What you will do:
**A.** From the post on sorority business lessons, reproduce the passage between "It is also through" and "life (and schedule).", inclusive.
**B.** In the post about business lessons learned in a sorority, which sorority does the writer give a shout-out to?
**C.** Extend the post about business lessons learned in a sorority, picking up after its last sentence.

Provided passage:
■ ■ ■ ■ ■

There have been many times throughout my post-college career where I have been shamed for my participation in a sorority (shout-out to Alpha Phi). From being assumed to be racist, superficial, and materialistic, the reality is that many of the critics are people who are ignorant about the experience. Being in a sorority, both as a collegiate member and an advisor at several universities throughout the country has taught me countless lessons that I attribute to my success in academia as a professor and in my PR business. So, in an effort to educate and entertain, let me take you through the business lessons I learned as a sorority girl.

Leading Effective Meetings

Putting upwards of 100 smart and funny women, who are all friends, into a room together for a meeting is no easy task! It can be noisy, distracting, and overwhelming, honestly. But, everyone is present for a purpose and my experience showed me that to lead effective meetings you need to give in to the unpredictability, allow for socializing, and have a little fun. Doing so will actually make conducting business easier.

It is also through my experience that I learned different types of meetings from formal to programming/training, sisterhood or team-building in a business sense, and the eternally valuable, “paper meeting.” In fact, it is the paper meeting that I have brought to multiple international organizations since my time as a collegiate member to help share information and save time, when appropriate. My doctoral advisor still remarks about how learning about paper meetings was such a gift to her life (and schedule).

■ ■ ■ ■ ■

Records:
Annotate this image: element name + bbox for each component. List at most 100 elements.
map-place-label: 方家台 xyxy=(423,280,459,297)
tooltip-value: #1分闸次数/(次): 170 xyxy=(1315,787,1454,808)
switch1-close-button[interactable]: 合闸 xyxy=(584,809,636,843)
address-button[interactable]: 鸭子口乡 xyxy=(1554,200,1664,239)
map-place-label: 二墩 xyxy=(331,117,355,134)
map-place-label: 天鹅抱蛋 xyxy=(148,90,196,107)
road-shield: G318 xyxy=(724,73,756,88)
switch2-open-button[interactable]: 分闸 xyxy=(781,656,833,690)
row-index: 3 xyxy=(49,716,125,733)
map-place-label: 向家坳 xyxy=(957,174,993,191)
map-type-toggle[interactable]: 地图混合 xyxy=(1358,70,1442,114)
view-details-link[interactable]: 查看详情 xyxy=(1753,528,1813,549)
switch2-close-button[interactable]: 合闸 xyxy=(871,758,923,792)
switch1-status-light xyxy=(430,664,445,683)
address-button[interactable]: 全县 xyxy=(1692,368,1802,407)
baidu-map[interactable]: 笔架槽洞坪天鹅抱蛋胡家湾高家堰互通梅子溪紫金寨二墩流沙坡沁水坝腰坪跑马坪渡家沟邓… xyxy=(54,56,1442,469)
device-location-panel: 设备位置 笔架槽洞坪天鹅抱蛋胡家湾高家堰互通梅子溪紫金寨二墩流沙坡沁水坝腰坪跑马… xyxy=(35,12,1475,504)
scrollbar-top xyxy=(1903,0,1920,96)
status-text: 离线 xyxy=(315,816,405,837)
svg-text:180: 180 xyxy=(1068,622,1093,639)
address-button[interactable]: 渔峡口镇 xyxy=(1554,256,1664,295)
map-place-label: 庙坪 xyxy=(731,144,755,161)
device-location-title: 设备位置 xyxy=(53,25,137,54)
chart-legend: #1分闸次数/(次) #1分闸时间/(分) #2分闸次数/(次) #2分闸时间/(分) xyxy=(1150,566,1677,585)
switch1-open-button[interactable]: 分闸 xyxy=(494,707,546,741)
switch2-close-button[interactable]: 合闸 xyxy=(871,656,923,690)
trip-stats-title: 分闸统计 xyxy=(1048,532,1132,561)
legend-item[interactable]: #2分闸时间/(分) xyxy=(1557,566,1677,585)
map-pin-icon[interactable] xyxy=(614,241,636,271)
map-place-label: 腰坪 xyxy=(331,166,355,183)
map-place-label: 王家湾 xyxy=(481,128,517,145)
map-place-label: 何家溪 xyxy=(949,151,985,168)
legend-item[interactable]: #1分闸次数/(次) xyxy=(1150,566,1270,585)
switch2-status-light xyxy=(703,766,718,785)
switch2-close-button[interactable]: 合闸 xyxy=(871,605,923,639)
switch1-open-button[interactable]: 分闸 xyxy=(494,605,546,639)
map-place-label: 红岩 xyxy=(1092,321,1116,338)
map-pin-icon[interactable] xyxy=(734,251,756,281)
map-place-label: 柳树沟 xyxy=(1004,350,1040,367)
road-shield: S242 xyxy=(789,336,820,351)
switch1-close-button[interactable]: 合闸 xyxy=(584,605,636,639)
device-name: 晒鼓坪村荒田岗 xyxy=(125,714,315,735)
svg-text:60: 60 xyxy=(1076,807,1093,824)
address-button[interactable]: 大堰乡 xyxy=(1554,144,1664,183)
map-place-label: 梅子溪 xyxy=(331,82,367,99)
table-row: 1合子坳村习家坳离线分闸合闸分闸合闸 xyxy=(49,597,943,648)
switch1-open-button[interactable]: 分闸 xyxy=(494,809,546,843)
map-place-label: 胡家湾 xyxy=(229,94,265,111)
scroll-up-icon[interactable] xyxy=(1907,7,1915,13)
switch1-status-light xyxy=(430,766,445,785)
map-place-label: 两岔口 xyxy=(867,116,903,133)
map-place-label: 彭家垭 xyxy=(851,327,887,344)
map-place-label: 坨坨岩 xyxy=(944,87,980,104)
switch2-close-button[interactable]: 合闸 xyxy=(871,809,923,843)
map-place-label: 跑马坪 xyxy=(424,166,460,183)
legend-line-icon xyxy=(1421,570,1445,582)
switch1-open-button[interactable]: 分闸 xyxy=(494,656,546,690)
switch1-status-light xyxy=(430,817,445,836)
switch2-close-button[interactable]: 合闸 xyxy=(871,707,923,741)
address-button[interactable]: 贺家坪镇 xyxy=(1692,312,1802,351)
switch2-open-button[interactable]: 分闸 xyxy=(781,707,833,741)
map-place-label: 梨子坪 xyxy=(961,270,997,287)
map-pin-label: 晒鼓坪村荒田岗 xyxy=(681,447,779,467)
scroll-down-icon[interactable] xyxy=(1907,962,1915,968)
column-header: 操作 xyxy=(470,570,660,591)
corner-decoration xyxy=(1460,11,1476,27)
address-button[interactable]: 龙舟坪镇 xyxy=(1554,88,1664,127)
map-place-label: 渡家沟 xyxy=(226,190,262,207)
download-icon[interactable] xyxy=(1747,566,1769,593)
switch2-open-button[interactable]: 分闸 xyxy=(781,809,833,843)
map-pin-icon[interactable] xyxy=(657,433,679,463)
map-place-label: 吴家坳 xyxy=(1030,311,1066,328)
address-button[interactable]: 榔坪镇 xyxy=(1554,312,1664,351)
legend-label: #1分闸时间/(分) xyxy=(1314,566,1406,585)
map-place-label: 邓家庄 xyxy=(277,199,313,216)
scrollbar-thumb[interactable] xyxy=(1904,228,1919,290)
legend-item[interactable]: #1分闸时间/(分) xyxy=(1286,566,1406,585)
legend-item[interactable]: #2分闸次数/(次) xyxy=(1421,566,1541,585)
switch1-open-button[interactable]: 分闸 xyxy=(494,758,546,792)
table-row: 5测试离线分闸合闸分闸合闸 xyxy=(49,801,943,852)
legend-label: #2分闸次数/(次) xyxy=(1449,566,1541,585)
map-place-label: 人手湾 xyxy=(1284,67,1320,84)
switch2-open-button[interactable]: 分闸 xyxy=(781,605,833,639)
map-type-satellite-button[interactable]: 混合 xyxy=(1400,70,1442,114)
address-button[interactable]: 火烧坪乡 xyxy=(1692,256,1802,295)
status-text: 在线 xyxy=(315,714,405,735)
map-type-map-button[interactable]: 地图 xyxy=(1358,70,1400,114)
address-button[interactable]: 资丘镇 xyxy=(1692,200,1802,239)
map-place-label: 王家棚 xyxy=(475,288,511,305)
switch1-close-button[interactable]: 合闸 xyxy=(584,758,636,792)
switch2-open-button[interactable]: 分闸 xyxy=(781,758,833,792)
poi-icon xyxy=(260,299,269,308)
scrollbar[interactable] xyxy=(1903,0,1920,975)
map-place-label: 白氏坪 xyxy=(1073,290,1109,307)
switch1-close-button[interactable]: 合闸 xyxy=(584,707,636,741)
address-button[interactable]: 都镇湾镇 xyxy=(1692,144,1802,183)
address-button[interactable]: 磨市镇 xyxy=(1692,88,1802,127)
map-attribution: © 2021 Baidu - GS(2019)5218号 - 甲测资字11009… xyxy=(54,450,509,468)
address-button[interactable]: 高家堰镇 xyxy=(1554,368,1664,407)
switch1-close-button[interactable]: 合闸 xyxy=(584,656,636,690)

■ ■ ■ ■ ■

The answers:
**A.**
It is also through my experience that I learned different types of meetings from formal to programming/training, sisterhood or team-building in a business sense, and the eternally valuable, “paper meeting.” In fact, it is the paper meeting that I have brought to multiple international organizations since my time as a collegiate member to help share information and save time, when appropriate. My doctoral advisor still remarks about how learning about paper meetings was such a gift to her life (and schedule).

**B.** Alpha Phi

**C.**
My sorority experience has helped me learn to teach large groups of undergraduate students and lead trainings for clients. It also helped me learn to recognize when large meetings/trainings are an inappropriate forum and when small-group or one-on-one meetings and coaching sessions work better.

Hosting Events

As an Alpha Phi, we hosted one large event each year: Red Dress Gala. This event still happens throughout the country and tends to be each chapter’s largest fundraising event for women’s heart health. We include all the members and their families, as well as alumni and other campus groups, and engage with community partners through the silent auction and event production. It takes a team of dedicated women to pull this off each year and chapters can raise hundreds of thousands of dollars through this event which is totally exhilarating.

But, when you’re in your early twenties and planning an event of this scale, it’s learning by doing. Hosting events provides a crash-course in contracts, budgeting, negotiating, sales, and marketing. It’s an invaluable experience that I wish every student could have.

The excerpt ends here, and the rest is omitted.